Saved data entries
------------------------------------------------------------------------
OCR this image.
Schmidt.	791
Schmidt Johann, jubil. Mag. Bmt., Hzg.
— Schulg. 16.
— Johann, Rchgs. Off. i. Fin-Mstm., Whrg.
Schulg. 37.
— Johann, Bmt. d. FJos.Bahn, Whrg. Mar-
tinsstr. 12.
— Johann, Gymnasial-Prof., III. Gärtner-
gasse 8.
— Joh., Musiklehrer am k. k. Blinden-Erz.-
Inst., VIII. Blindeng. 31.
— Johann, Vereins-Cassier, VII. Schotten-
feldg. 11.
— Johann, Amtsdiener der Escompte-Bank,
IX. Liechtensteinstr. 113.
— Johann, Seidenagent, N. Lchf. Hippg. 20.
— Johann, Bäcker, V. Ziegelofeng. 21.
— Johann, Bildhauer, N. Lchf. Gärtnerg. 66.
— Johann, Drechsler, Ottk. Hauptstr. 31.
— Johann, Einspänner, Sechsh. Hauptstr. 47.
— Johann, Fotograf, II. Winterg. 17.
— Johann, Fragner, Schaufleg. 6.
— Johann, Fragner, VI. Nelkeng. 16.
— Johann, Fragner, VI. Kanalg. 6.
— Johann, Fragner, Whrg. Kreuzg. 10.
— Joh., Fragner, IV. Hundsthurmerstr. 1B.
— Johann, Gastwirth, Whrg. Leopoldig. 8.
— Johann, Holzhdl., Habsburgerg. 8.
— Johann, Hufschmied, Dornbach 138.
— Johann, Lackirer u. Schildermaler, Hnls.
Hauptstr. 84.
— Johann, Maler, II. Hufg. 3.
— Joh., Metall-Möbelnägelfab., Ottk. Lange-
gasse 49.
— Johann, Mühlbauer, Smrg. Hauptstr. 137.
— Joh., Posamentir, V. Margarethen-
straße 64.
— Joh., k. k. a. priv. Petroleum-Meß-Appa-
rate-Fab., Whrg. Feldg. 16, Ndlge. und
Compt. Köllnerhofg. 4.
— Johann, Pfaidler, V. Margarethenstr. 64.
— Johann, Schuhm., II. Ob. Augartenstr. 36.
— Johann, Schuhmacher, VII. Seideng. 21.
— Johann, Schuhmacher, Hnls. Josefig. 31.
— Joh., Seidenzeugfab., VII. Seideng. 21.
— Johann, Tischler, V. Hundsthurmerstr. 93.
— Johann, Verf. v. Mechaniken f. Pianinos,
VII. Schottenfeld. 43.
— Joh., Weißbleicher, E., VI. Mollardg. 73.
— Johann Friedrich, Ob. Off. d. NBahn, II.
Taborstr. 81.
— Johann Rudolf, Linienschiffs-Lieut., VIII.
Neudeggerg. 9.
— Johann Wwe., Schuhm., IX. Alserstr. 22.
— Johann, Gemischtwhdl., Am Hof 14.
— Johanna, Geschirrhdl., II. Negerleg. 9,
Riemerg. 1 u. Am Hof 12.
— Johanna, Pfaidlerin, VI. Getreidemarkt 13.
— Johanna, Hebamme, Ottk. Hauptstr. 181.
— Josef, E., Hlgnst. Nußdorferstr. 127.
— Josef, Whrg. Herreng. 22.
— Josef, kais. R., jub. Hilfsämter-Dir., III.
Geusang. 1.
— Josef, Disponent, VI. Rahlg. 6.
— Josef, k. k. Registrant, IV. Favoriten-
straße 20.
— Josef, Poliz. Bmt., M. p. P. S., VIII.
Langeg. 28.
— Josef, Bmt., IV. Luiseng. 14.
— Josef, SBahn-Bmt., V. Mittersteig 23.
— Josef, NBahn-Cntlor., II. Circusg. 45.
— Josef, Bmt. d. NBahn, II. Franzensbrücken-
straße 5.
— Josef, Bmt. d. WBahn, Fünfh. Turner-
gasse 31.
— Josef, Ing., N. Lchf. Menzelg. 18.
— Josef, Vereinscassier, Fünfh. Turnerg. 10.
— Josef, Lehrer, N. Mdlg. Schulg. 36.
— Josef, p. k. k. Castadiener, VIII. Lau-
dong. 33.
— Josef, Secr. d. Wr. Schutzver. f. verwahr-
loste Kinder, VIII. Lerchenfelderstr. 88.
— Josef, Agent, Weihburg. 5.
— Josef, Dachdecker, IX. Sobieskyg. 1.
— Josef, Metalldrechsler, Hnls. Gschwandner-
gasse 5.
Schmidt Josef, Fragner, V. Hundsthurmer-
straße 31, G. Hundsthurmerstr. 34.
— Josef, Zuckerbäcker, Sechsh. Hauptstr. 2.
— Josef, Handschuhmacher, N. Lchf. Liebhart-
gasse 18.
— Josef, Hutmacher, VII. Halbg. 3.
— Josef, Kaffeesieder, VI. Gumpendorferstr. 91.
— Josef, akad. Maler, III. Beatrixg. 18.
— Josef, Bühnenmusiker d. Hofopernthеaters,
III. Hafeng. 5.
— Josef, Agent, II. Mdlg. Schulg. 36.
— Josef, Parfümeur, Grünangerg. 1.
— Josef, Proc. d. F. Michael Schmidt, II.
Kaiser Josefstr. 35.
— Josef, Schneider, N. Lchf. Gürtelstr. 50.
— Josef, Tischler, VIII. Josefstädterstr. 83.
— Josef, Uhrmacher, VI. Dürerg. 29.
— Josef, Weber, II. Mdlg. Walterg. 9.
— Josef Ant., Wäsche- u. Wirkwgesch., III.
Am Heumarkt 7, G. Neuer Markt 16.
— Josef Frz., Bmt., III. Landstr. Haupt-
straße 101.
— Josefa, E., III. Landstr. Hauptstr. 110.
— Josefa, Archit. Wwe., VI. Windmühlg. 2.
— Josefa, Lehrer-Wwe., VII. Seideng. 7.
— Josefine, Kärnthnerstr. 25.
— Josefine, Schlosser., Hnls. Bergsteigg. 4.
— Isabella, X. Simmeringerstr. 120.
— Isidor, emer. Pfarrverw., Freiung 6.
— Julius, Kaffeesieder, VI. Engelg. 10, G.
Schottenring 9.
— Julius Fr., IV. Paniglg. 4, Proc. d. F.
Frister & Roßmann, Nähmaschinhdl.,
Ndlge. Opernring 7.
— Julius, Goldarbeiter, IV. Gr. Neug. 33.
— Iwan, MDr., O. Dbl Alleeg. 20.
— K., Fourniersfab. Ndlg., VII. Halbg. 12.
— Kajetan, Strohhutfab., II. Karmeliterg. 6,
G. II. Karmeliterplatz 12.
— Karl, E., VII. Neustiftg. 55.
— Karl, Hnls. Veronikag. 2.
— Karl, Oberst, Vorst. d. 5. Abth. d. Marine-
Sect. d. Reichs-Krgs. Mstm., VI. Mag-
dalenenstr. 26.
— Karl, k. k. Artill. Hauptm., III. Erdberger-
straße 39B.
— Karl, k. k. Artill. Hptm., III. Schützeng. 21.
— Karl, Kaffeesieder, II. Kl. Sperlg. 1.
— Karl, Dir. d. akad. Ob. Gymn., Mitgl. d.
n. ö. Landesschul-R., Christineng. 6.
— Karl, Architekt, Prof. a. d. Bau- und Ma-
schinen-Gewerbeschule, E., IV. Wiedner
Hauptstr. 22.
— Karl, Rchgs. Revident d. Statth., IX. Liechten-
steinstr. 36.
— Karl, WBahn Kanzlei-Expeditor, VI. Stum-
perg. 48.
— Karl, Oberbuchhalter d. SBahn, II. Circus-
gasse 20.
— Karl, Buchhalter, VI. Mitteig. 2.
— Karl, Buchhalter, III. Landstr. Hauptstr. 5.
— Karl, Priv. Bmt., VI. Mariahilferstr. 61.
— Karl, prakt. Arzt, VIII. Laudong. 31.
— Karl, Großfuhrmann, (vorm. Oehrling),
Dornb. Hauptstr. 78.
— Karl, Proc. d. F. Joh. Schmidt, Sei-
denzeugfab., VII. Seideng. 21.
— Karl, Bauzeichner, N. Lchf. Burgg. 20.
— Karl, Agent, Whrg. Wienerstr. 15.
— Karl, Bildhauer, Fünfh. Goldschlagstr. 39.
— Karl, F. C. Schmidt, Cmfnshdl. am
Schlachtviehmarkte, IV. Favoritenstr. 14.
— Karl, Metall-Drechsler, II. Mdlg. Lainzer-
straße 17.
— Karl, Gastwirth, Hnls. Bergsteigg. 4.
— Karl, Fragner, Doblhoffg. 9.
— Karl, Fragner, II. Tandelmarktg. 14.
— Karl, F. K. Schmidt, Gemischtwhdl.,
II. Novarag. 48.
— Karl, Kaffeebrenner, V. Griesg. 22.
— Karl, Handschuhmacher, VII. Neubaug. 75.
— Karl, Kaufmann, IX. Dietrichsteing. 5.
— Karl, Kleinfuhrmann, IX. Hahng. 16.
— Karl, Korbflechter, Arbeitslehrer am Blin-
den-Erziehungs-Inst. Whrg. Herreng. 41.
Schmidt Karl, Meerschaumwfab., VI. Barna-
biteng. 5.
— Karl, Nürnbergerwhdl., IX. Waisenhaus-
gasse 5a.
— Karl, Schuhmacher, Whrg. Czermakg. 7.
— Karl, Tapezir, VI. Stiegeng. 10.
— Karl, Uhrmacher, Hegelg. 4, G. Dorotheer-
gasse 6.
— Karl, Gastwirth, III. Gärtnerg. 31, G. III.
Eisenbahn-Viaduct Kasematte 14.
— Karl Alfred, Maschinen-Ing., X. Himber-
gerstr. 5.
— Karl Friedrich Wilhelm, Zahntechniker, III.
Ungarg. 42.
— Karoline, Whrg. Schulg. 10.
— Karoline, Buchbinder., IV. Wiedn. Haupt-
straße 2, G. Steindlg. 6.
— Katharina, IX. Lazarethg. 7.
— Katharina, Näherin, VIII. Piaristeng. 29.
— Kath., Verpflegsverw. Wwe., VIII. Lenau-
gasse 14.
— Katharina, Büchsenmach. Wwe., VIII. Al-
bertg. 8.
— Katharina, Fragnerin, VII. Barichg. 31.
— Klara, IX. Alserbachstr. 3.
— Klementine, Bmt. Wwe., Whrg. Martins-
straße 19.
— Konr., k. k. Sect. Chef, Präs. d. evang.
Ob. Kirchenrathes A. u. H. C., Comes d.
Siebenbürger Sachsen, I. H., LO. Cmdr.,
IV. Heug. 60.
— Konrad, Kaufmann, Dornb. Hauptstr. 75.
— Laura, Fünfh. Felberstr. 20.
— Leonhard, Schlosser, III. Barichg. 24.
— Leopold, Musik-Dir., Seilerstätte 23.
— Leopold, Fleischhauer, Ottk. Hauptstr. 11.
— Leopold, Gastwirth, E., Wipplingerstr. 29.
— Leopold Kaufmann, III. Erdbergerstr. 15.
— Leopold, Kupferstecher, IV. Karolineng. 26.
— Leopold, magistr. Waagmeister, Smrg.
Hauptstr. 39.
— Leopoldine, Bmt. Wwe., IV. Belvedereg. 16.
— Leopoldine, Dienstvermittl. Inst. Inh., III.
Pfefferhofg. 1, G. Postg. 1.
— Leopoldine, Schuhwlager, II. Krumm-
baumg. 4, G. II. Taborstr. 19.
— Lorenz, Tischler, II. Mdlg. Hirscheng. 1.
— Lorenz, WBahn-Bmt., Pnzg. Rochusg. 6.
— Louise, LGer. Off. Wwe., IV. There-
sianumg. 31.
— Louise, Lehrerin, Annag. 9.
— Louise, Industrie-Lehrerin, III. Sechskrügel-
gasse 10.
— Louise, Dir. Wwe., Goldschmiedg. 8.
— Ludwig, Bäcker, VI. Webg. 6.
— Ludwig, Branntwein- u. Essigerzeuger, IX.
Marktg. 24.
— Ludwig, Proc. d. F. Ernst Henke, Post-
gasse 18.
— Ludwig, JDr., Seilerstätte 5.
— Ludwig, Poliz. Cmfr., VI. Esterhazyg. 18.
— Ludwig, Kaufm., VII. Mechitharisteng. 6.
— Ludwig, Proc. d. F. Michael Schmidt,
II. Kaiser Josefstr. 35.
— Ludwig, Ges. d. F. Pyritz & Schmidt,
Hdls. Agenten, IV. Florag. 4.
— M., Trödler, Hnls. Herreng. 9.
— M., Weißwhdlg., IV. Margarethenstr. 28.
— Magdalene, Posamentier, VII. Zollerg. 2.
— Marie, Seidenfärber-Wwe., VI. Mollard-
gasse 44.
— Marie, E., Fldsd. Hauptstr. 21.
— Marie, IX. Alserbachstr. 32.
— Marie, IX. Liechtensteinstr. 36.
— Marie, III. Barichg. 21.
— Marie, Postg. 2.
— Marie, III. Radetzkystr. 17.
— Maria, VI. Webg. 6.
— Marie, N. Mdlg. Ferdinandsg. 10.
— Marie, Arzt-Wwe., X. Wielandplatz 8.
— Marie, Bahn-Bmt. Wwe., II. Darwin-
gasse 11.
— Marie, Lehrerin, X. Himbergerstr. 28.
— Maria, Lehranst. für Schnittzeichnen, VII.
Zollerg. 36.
------------------------------------------------------------------------
> _What you are asked to do_
Show all lines from the listing above in which "Schlosser" appears.

> _Answer below_
— Josefine, Schlosser., Hnls. Bergsteigg. 4.
— Leonhard, Schlosser, III. Barichg. 24.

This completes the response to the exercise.